> **Exercise objective**
Without including any images, reproduce each entry exactly.

## START Recorded data

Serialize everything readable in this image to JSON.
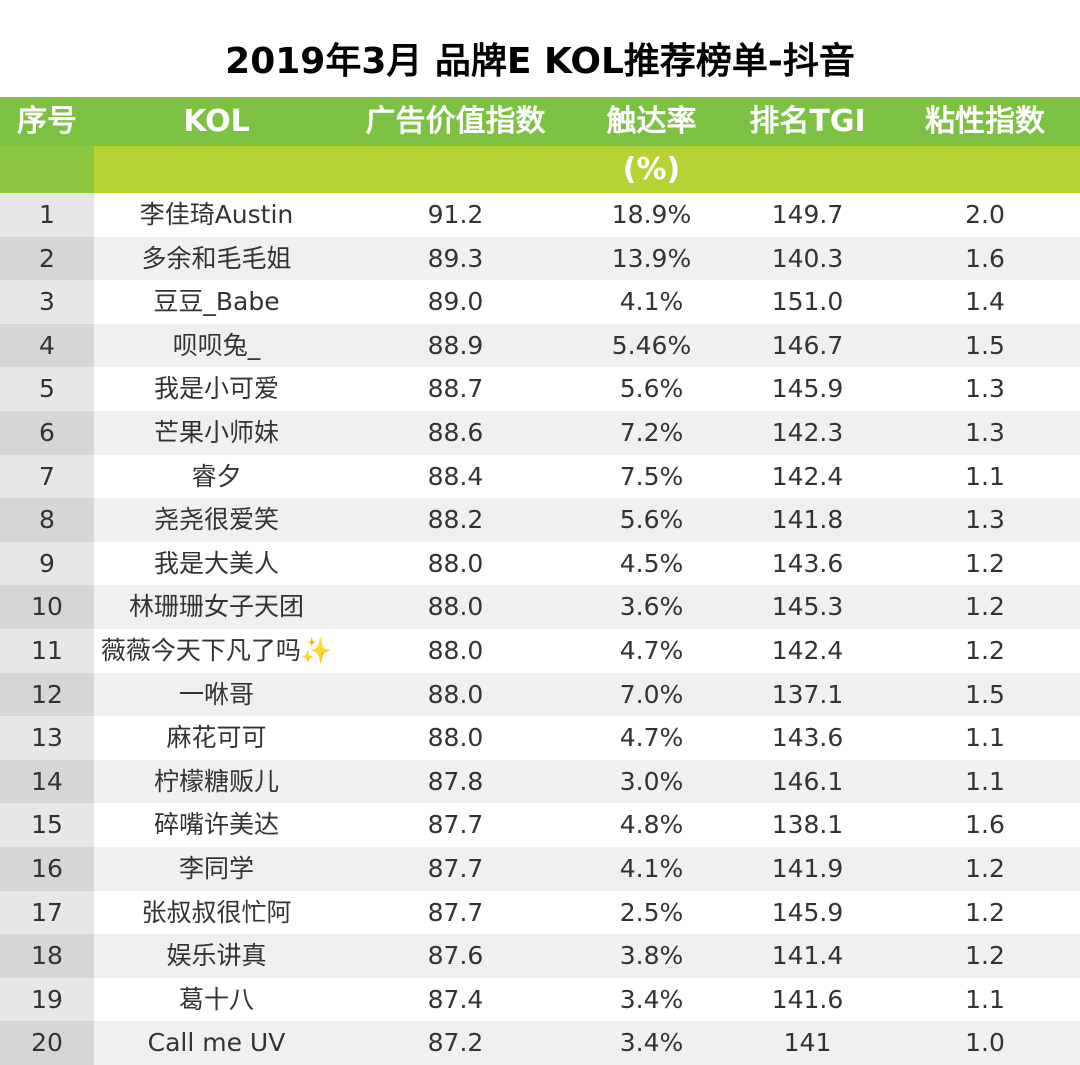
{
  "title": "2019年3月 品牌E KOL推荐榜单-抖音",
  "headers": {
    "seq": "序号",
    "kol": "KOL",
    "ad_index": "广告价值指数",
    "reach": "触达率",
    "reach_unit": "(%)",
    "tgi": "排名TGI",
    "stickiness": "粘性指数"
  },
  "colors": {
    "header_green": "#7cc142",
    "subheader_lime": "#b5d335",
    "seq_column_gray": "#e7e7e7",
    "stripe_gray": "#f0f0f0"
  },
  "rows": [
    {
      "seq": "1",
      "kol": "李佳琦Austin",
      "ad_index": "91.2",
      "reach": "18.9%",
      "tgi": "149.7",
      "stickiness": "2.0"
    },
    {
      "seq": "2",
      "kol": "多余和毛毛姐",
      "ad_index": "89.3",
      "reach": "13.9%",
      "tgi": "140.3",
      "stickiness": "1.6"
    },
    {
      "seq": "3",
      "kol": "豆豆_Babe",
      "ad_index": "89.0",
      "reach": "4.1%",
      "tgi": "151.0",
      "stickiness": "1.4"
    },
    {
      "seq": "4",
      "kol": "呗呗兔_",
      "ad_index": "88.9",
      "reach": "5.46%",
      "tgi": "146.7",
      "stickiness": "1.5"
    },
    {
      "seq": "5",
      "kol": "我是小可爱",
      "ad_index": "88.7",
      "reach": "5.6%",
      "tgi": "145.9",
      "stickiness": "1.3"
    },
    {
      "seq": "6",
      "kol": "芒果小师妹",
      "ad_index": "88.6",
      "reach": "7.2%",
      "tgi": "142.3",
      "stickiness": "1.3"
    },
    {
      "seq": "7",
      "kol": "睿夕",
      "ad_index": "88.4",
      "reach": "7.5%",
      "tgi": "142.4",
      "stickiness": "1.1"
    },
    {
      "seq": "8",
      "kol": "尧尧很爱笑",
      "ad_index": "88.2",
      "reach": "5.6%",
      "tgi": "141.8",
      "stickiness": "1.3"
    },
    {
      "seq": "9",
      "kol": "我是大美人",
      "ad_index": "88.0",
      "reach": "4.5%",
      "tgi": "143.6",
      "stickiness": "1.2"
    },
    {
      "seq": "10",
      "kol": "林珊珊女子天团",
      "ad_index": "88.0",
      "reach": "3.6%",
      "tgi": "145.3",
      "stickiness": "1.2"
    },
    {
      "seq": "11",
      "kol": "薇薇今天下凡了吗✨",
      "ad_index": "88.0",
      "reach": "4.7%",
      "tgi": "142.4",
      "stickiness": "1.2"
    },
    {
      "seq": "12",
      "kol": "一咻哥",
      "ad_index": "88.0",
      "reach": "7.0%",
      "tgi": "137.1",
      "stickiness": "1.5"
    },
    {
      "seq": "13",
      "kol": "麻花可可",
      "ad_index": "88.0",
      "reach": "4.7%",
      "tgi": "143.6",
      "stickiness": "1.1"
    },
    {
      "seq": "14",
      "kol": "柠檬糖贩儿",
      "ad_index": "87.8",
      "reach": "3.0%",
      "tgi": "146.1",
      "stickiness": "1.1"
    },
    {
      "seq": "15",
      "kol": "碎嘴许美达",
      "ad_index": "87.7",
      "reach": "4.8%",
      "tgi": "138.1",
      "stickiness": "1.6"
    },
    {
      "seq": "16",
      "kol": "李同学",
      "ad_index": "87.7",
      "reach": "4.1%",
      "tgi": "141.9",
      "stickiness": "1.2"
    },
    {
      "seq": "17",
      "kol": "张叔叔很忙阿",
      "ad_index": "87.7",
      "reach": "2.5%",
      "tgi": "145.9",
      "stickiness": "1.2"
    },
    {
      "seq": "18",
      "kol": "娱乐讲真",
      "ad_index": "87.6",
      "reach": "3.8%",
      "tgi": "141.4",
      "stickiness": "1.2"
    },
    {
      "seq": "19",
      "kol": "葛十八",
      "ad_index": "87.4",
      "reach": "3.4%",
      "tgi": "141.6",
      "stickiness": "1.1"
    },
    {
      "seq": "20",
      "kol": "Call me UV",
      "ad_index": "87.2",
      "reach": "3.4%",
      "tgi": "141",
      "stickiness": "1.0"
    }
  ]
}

## END Recorded data

> **Solution to this problem**
Serialize everything readable in this image to JSON.
{
  "title": "2019年3月 品牌E KOL推荐榜单-抖音",
  "headers": {
    "seq": "序号",
    "kol": "KOL",
    "ad_index": "广告价值指数",
    "reach": "触达率",
    "reach_unit": "(%)",
    "tgi": "排名TGI",
    "stickiness": "粘性指数"
  },
  "colors": {
    "header_green": "#7cc142",
    "subheader_lime": "#b5d335",
    "seq_column_gray": "#e7e7e7",
    "stripe_gray": "#f0f0f0"
  },
  "rows": [
    {
      "seq": "1",
      "kol": "李佳琦Austin",
      "ad_index": "91.2",
      "reach": "18.9%",
      "tgi": "149.7",
      "stickiness": "2.0"
    },
    {
      "seq": "2",
      "kol": "多余和毛毛姐",
      "ad_index": "89.3",
      "reach": "13.9%",
      "tgi": "140.3",
      "stickiness": "1.6"
    },
    {
      "seq": "3",
      "kol": "豆豆_Babe",
      "ad_index": "89.0",
      "reach": "4.1%",
      "tgi": "151.0",
      "stickiness": "1.4"
    },
    {
      "seq": "4",
      "kol": "呗呗兔_",
      "ad_index": "88.9",
      "reach": "5.46%",
      "tgi": "146.7",
      "stickiness": "1.5"
    },
    {
      "seq": "5",
      "kol": "我是小可爱",
      "ad_index": "88.7",
      "reach": "5.6%",
      "tgi": "145.9",
      "stickiness": "1.3"
    },
    {
      "seq": "6",
      "kol": "芒果小师妹",
      "ad_index": "88.6",
      "reach": "7.2%",
      "tgi": "142.3",
      "stickiness": "1.3"
    },
    {
      "seq": "7",
      "kol": "睿夕",
      "ad_index": "88.4",
      "reach": "7.5%",
      "tgi": "142.4",
      "stickiness": "1.1"
    },
    {
      "seq": "8",
      "kol": "尧尧很爱笑",
      "ad_index": "88.2",
      "reach": "5.6%",
      "tgi": "141.8",
      "stickiness": "1.3"
    },
    {
      "seq": "9",
      "kol": "我是大美人",
      "ad_index": "88.0",
      "reach": "4.5%",
      "tgi": "143.6",
      "stickiness": "1.2"
    },
    {
      "seq": "10",
      "kol": "林珊珊女子天团",
      "ad_index": "88.0",
      "reach": "3.6%",
      "tgi": "145.3",
      "stickiness": "1.2"
    },
    {
      "seq": "11",
      "kol": "薇薇今天下凡了吗✨",
      "ad_index": "88.0",
      "reach": "4.7%",
      "tgi": "142.4",
      "stickiness": "1.2"
    },
    {
      "seq": "12",
      "kol": "一咻哥",
      "ad_index": "88.0",
      "reach": "7.0%",
      "tgi": "137.1",
      "stickiness": "1.5"
    },
    {
      "seq": "13",
      "kol": "麻花可可",
      "ad_index": "88.0",
      "reach": "4.7%",
      "tgi": "143.6",
      "stickiness": "1.1"
    },
    {
      "seq": "14",
      "kol": "柠檬糖贩儿",
      "ad_index": "87.8",
      "reach": "3.0%",
      "tgi": "146.1",
      "stickiness": "1.1"
    },
    {
      "seq": "15",
      "kol": "碎嘴许美达",
      "ad_index": "87.7",
      "reach": "4.8%",
      "tgi": "138.1",
      "stickiness": "1.6"
    },
    {
      "seq": "16",
      "kol": "李同学",
      "ad_index": "87.7",
      "reach": "4.1%",
      "tgi": "141.9",
      "stickiness": "1.2"
    },
    {
      "seq": "17",
      "kol": "张叔叔很忙阿",
      "ad_index": "87.7",
      "reach": "2.5%",
      "tgi": "145.9",
      "stickiness": "1.2"
    },
    {
      "seq": "18",
      "kol": "娱乐讲真",
      "ad_index": "87.6",
      "reach": "3.8%",
      "tgi": "141.4",
      "stickiness": "1.2"
    },
    {
      "seq": "19",
      "kol": "葛十八",
      "ad_index": "87.4",
      "reach": "3.4%",
      "tgi": "141.6",
      "stickiness": "1.1"
    },
    {
      "seq": "20",
      "kol": "Call me UV",
      "ad_index": "87.2",
      "reach": "3.4%",
      "tgi": "141",
      "stickiness": "1.0"
    }
  ]
}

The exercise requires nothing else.